▶ [AIM]
Show every line in the records below that contains the word "зрения".
§ §
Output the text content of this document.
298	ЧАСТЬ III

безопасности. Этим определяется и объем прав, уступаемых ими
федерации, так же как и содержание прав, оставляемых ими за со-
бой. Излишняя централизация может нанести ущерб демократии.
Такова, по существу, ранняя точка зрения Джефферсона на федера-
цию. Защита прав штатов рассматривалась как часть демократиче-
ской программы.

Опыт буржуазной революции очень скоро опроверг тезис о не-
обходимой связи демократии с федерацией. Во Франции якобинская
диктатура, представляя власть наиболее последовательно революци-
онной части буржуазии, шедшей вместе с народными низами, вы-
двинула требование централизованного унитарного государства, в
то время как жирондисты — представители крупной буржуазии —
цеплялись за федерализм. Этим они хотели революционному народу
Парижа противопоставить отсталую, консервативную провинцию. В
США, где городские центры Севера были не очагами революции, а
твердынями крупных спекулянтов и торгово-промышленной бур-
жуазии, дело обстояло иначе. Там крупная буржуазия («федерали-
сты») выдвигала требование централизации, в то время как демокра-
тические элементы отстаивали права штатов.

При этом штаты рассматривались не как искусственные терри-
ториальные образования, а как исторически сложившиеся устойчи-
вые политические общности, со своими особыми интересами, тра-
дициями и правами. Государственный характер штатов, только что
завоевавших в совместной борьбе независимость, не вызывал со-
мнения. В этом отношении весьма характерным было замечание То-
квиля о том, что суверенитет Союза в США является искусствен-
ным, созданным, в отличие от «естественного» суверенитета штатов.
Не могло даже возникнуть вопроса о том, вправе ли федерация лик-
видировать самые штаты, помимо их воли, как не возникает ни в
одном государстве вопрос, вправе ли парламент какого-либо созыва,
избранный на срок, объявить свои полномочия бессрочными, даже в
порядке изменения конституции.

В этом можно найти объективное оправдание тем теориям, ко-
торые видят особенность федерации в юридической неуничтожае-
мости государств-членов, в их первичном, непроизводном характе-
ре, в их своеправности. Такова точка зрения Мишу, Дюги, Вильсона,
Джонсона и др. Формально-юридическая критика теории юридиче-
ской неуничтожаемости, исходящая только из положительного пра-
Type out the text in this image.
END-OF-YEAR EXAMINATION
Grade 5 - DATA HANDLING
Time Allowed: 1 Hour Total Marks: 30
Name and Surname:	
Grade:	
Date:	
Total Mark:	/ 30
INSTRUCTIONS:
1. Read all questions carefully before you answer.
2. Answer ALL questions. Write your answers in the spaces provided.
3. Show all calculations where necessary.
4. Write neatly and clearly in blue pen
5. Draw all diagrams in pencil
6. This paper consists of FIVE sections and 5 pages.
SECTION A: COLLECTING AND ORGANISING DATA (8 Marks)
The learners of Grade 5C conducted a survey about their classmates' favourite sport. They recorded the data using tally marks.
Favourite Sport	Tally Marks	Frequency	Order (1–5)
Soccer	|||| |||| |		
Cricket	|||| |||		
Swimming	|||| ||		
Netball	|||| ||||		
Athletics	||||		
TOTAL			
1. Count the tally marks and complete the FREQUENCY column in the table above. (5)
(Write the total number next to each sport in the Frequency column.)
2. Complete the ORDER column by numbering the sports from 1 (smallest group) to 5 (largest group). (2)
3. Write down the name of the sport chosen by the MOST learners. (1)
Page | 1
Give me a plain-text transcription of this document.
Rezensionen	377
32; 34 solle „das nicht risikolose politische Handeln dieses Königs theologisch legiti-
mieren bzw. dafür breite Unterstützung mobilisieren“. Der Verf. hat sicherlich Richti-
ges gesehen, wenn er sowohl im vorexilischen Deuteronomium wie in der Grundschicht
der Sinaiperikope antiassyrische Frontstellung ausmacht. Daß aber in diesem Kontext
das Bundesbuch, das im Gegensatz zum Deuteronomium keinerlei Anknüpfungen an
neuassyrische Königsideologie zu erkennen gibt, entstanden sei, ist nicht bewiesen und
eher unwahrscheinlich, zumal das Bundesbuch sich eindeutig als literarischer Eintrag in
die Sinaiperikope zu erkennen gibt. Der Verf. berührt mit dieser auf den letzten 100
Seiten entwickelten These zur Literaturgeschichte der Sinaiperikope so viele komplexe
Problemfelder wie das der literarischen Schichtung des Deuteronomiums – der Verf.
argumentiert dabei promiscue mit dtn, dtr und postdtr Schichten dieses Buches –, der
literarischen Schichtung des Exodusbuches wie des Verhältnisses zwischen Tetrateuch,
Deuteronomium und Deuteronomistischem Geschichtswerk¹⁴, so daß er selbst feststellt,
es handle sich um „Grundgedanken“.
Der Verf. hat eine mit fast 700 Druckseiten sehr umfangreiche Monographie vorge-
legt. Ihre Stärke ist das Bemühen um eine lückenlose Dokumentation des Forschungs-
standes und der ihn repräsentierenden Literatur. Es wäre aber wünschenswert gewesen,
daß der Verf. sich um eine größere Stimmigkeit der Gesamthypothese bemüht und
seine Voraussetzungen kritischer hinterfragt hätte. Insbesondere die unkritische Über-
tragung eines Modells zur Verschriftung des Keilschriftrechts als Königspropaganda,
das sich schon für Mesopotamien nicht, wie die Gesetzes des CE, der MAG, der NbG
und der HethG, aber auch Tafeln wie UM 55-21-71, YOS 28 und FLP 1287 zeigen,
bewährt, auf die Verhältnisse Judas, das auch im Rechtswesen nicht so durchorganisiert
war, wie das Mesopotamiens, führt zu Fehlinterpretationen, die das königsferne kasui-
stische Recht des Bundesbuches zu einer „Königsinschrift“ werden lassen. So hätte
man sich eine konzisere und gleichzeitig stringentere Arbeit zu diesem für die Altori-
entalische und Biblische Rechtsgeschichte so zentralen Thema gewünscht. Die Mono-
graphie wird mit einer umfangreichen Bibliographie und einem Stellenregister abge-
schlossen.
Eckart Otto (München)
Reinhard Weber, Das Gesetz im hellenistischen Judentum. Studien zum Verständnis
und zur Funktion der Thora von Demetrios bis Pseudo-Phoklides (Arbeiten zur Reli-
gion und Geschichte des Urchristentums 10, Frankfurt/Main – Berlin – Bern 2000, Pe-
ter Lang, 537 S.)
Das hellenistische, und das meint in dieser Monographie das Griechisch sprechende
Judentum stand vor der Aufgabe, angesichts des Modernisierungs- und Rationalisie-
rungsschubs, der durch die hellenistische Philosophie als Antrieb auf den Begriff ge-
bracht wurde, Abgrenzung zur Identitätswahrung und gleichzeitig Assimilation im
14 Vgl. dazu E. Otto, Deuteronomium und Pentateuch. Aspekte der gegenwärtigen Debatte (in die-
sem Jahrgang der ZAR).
§ §
▶ [RESPONSE FOR THIS EXERCISE]
Такова, по существу, ранняя точка зрения Джефферсона на федера-
ре, в их своеправности. Такова точка зрения Мишу, Дюги, Вильсона,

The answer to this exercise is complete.